# start of Entries provided

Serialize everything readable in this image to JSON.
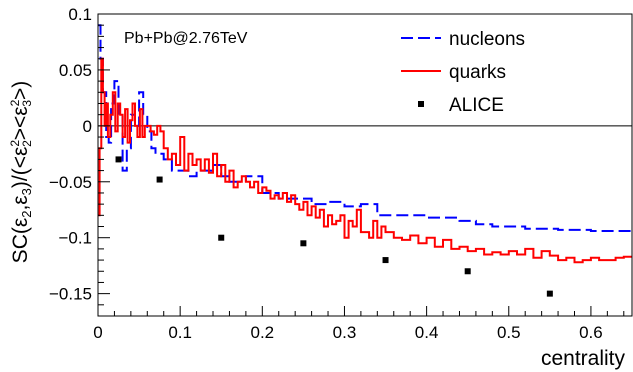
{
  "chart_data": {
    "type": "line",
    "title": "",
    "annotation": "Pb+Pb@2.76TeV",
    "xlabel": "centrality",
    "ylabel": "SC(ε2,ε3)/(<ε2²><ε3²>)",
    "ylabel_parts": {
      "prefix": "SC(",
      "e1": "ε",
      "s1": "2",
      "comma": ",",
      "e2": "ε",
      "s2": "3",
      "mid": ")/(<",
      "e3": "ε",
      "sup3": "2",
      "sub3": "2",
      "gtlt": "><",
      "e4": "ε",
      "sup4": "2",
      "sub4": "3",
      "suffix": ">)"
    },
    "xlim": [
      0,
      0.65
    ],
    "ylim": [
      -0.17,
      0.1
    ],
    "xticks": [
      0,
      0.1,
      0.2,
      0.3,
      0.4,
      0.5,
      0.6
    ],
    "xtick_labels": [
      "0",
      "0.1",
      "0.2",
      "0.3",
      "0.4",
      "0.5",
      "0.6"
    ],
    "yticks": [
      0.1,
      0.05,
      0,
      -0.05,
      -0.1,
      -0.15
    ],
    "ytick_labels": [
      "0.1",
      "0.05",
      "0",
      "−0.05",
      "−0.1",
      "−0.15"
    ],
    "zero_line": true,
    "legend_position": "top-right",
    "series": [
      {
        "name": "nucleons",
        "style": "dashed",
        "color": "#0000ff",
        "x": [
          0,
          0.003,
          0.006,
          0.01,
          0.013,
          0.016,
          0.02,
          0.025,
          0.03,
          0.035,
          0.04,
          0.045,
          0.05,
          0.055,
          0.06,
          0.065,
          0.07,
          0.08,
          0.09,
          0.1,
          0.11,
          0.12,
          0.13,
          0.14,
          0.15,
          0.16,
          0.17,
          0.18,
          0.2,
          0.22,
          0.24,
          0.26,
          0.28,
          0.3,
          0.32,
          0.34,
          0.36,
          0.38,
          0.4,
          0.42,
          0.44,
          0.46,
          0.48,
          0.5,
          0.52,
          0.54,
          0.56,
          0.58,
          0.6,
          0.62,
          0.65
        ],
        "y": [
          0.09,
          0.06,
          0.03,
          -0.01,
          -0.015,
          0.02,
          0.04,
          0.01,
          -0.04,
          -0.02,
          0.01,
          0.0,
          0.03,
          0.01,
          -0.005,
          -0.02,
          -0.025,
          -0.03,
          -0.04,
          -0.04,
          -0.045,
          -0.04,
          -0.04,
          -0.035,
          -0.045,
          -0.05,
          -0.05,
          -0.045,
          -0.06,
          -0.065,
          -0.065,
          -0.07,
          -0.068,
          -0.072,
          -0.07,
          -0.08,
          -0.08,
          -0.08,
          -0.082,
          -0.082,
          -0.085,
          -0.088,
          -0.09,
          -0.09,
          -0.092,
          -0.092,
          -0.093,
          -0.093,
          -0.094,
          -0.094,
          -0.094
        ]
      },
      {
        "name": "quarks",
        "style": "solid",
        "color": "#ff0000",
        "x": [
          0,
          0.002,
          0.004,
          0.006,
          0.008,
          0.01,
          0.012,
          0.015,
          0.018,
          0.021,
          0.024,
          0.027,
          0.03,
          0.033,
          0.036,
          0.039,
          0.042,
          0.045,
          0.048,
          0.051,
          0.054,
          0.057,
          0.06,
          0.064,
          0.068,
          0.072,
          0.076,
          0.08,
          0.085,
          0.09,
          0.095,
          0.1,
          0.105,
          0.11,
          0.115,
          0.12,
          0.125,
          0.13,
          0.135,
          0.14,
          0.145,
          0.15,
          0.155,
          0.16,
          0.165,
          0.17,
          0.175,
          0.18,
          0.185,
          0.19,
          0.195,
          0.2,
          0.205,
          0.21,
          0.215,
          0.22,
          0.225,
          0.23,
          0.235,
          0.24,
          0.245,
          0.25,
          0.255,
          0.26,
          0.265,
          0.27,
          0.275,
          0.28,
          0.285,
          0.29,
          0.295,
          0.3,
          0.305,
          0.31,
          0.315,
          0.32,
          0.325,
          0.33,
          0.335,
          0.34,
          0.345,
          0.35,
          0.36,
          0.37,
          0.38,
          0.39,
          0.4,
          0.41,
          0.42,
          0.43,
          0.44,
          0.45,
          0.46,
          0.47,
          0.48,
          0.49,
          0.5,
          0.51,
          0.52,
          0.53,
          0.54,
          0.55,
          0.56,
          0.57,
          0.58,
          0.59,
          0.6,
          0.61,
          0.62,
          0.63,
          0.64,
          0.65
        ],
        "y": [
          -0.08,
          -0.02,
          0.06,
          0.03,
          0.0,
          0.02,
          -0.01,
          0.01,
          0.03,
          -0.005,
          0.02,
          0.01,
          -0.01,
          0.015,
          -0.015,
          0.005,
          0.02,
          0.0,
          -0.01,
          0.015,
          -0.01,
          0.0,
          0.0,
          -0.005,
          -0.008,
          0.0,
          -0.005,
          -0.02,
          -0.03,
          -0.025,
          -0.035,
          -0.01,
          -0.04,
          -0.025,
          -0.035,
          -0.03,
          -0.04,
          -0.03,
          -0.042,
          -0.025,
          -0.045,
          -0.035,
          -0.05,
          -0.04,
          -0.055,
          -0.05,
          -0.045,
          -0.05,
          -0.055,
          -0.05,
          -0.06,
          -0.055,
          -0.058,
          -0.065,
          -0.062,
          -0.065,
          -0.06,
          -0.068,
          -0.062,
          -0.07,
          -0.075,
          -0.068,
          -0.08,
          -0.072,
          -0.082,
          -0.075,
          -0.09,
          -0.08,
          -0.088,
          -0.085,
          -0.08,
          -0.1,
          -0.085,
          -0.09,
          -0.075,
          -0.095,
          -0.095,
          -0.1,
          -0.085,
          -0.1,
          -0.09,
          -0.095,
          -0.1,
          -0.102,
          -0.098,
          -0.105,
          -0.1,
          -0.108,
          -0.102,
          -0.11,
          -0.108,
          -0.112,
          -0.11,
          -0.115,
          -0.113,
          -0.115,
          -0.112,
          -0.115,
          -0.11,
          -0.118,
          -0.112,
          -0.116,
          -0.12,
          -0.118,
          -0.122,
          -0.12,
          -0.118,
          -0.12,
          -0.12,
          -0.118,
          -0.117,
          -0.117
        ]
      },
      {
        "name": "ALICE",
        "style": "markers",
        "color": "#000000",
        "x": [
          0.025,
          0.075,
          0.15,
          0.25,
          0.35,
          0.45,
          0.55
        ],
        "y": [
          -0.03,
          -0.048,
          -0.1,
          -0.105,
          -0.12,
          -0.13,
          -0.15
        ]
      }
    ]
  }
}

# end of Entries provided

▶ The exercise
Lines from the records above that hold "name" are the ones to list.

▶ Complete output
        "name": "nucleons",
        "name": "quarks",
        "name": "ALICE",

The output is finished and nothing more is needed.